╔══

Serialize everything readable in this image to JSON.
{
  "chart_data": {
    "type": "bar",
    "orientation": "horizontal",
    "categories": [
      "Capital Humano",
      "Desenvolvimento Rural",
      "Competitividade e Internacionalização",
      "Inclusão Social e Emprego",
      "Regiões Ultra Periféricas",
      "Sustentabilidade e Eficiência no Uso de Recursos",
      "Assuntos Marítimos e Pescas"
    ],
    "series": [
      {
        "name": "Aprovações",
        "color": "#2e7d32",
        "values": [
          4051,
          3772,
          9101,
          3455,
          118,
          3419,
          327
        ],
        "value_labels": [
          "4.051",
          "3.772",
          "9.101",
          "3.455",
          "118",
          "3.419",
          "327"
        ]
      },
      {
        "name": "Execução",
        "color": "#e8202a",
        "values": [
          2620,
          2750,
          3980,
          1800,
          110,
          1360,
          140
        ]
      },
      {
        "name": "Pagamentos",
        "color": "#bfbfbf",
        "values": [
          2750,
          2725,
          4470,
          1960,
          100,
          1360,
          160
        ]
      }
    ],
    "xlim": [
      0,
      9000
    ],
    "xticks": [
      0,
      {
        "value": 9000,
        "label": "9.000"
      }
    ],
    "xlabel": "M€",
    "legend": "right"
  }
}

╚══

## Stated problem:
Retype the data exactly as given.

## Exercise response:
Serialize everything readable in this image to JSON.
{
  "chart_data": {
    "type": "bar",
    "orientation": "horizontal",
    "categories": [
      "Capital Humano",
      "Desenvolvimento Rural",
      "Competitividade e Internacionalização",
      "Inclusão Social e Emprego",
      "Regiões Ultra Periféricas",
      "Sustentabilidade e Eficiência no Uso de Recursos",
      "Assuntos Marítimos e Pescas"
    ],
    "series": [
      {
        "name": "Aprovações",
        "color": "#2e7d32",
        "values": [
          4051,
          3772,
          9101,
          3455,
          118,
          3419,
          327
        ],
        "value_labels": [
          "4.051",
          "3.772",
          "9.101",
          "3.455",
          "118",
          "3.419",
          "327"
        ]
      },
      {
        "name": "Execução",
        "color": "#e8202a",
        "values": [
          2620,
          2750,
          3980,
          1800,
          110,
          1360,
          140
        ]
      },
      {
        "name": "Pagamentos",
        "color": "#bfbfbf",
        "values": [
          2750,
          2725,
          4470,
          1960,
          100,
          1360,
          160
        ]
      }
    ],
    "xlim": [
      0,
      9000
    ],
    "xticks": [
      0,
      {
        "value": 9000,
        "label": "9.000"
      }
    ],
    "xlabel": "M€",
    "legend": "right"
  }
}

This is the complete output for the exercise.